> _TO BE DONE_: Repeat all of the material below exactly as written, images excluded.

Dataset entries

****************

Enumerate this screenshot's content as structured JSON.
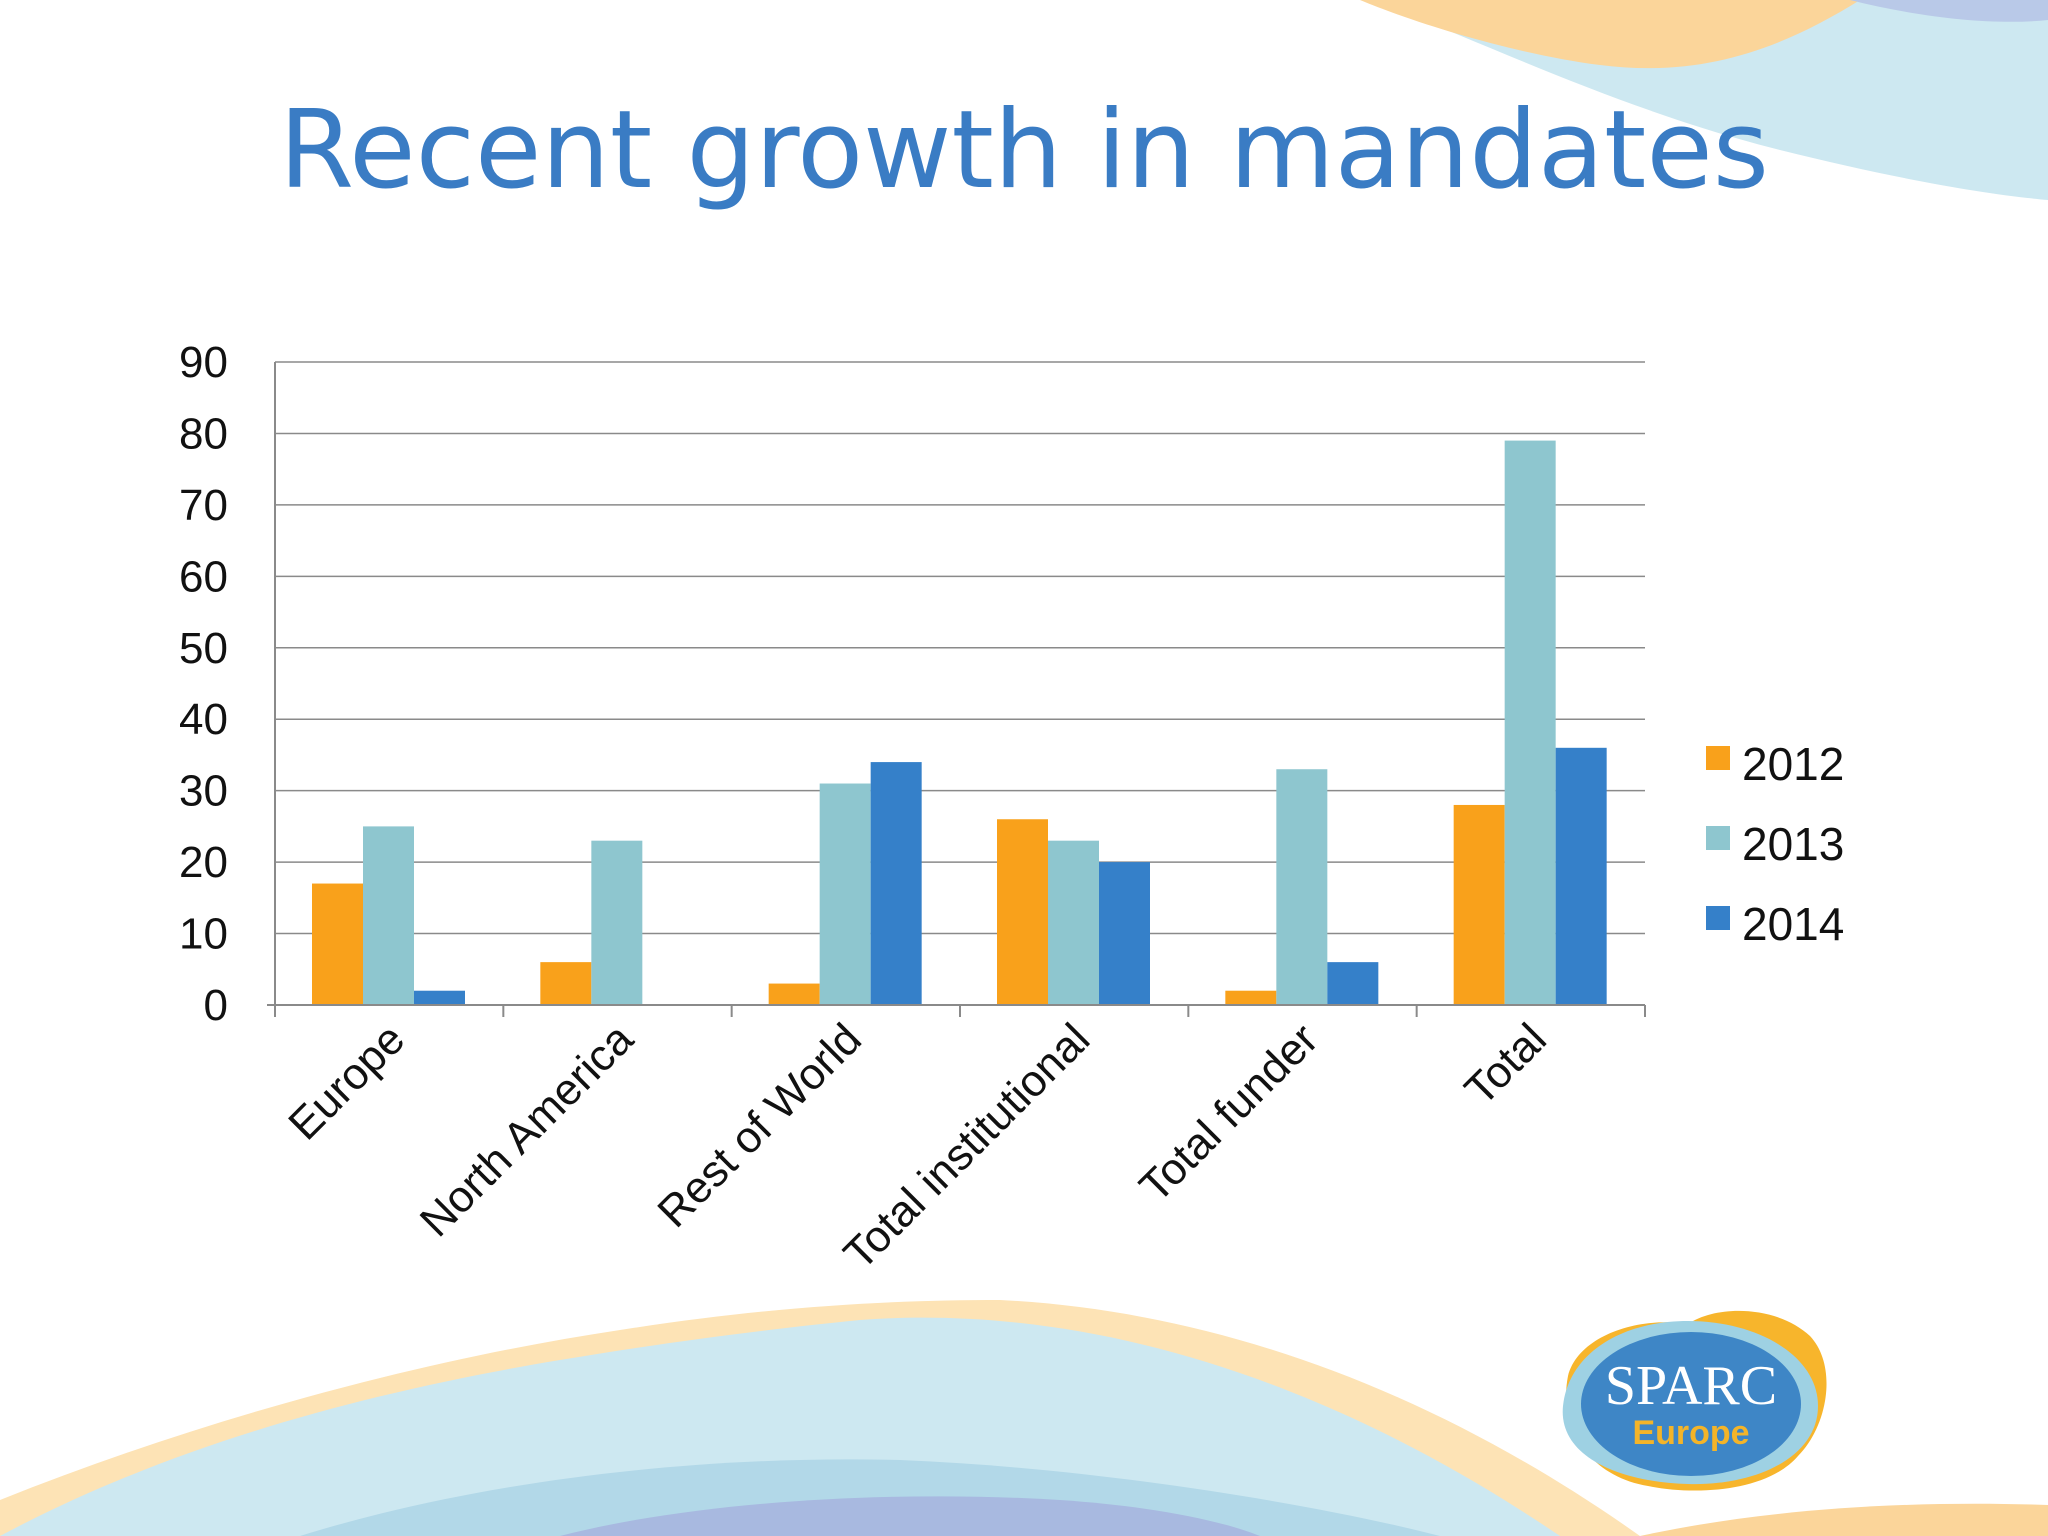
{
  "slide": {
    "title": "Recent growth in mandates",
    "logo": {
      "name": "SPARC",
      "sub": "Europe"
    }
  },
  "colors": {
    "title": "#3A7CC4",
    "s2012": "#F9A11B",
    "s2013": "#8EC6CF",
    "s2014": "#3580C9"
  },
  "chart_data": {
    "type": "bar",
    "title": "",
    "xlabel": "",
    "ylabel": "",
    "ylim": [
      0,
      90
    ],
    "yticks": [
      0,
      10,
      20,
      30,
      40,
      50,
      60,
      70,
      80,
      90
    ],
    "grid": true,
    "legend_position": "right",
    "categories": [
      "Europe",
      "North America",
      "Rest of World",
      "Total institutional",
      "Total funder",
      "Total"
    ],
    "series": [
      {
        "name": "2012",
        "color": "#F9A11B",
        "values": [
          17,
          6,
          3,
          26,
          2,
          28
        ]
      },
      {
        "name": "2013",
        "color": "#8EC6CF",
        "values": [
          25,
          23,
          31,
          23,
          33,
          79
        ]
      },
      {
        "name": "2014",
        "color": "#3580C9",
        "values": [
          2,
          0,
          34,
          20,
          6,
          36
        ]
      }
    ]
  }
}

****************

> _RESPONSE BELOW_:
Enumerate this screenshot's content as structured JSON.
{
  "slide": {
    "title": "Recent growth in mandates",
    "logo": {
      "name": "SPARC",
      "sub": "Europe"
    }
  },
  "colors": {
    "title": "#3A7CC4",
    "s2012": "#F9A11B",
    "s2013": "#8EC6CF",
    "s2014": "#3580C9"
  },
  "chart_data": {
    "type": "bar",
    "title": "",
    "xlabel": "",
    "ylabel": "",
    "ylim": [
      0,
      90
    ],
    "yticks": [
      0,
      10,
      20,
      30,
      40,
      50,
      60,
      70,
      80,
      90
    ],
    "grid": true,
    "legend_position": "right",
    "categories": [
      "Europe",
      "North America",
      "Rest of World",
      "Total institutional",
      "Total funder",
      "Total"
    ],
    "series": [
      {
        "name": "2012",
        "color": "#F9A11B",
        "values": [
          17,
          6,
          3,
          26,
          2,
          28
        ]
      },
      {
        "name": "2013",
        "color": "#8EC6CF",
        "values": [
          25,
          23,
          31,
          23,
          33,
          79
        ]
      },
      {
        "name": "2014",
        "color": "#3580C9",
        "values": [
          2,
          0,
          34,
          20,
          6,
          36
        ]
      }
    ]
  }
}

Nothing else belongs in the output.